TASK REQUIREMENTS:
From the material below, list every line containing "Avoid".

Extracted data entries:

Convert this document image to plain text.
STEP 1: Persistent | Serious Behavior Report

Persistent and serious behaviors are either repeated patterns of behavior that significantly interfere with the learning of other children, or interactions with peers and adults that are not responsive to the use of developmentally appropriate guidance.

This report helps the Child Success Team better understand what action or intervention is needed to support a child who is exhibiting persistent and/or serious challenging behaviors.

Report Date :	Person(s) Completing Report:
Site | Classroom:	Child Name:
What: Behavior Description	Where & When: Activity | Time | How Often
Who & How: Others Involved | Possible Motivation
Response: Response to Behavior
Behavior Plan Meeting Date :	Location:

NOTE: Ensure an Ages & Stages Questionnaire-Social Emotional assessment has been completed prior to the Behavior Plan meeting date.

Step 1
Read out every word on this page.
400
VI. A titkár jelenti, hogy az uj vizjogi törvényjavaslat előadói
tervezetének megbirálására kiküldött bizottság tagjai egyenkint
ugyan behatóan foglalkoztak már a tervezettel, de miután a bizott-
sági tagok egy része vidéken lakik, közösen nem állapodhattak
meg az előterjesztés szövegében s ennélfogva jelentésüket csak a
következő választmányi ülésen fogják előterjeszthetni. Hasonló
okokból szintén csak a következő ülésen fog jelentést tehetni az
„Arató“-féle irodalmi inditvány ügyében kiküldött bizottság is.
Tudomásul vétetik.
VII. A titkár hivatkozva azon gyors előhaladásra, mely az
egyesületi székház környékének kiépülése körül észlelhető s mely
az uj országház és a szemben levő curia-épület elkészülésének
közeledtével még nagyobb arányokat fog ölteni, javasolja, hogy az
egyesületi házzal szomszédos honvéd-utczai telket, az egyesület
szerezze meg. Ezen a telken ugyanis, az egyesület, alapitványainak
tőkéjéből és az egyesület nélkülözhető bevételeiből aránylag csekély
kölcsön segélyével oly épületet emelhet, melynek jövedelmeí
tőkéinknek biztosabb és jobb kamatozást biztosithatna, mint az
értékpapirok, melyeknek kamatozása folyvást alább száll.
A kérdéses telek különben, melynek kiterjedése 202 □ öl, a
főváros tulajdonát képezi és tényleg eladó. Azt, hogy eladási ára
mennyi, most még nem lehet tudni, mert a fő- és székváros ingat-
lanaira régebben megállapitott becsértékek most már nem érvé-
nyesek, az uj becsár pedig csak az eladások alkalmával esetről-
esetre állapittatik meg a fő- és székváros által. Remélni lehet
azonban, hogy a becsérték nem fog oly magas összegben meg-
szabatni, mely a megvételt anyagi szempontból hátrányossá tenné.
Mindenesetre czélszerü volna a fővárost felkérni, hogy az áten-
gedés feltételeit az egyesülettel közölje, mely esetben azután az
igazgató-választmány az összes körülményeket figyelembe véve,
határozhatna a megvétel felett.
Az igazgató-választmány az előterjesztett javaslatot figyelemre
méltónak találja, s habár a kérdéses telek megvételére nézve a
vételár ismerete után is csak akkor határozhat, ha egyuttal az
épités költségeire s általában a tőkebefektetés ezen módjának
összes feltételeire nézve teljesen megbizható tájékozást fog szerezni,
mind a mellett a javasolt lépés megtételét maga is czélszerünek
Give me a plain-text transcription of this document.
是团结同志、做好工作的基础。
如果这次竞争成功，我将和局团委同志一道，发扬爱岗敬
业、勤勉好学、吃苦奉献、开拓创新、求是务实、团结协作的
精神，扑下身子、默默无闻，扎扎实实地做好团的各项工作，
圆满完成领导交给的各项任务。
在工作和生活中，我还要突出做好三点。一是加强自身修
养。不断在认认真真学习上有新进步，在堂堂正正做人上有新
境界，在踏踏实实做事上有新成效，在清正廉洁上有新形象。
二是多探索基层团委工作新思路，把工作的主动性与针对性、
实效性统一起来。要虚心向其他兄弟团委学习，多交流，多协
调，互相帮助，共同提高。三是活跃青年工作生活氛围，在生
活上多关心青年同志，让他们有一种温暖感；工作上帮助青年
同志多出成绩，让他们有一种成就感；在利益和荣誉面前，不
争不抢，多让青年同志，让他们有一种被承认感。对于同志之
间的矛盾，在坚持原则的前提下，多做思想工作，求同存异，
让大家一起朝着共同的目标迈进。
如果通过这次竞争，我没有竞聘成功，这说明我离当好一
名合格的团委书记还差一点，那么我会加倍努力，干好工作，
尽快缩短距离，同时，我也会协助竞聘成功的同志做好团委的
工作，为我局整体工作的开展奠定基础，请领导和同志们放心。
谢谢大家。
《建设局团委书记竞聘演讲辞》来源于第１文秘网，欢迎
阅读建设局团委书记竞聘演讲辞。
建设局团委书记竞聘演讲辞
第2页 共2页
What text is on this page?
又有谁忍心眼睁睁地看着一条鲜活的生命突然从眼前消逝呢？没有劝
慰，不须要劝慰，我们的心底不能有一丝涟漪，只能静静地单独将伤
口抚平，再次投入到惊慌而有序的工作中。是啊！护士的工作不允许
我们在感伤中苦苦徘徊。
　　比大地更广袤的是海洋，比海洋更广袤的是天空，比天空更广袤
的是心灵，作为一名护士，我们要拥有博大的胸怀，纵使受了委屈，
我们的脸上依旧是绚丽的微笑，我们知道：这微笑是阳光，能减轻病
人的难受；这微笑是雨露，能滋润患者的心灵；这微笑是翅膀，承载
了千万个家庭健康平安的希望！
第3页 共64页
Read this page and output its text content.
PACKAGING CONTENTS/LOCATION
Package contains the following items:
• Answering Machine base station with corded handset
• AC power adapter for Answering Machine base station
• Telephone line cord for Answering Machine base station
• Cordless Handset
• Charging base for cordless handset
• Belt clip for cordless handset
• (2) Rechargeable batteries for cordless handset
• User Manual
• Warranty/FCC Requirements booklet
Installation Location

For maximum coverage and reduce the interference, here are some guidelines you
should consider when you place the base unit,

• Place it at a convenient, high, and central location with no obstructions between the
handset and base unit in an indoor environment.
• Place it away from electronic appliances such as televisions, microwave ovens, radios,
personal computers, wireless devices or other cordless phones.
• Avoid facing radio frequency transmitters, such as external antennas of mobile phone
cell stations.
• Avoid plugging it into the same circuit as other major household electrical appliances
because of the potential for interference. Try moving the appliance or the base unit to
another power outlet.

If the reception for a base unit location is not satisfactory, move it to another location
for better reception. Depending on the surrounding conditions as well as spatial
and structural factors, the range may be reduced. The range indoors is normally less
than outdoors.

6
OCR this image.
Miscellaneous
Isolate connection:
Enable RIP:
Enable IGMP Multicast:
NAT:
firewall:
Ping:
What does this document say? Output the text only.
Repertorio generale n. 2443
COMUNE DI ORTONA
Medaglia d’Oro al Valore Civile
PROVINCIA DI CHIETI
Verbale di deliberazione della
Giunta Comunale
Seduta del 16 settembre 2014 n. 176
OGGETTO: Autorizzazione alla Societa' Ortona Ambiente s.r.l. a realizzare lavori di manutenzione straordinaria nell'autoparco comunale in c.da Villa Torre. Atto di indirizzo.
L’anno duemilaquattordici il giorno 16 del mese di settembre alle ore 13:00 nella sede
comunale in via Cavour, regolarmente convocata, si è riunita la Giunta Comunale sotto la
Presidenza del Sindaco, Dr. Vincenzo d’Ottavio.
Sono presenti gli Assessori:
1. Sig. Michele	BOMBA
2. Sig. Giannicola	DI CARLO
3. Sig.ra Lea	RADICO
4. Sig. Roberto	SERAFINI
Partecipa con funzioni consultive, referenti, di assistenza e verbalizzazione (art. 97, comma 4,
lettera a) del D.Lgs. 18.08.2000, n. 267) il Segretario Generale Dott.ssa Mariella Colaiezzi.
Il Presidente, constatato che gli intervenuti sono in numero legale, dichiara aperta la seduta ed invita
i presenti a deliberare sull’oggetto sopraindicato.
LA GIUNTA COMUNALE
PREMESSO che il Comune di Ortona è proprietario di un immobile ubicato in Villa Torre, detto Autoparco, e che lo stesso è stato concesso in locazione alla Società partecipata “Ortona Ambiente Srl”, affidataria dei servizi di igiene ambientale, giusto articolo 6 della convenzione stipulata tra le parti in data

ANSWER BELOW:
• Avoid facing radio frequency transmitters, such as external antennas of mobile phone
• Avoid plugging it into the same circuit as other major household electrical appliances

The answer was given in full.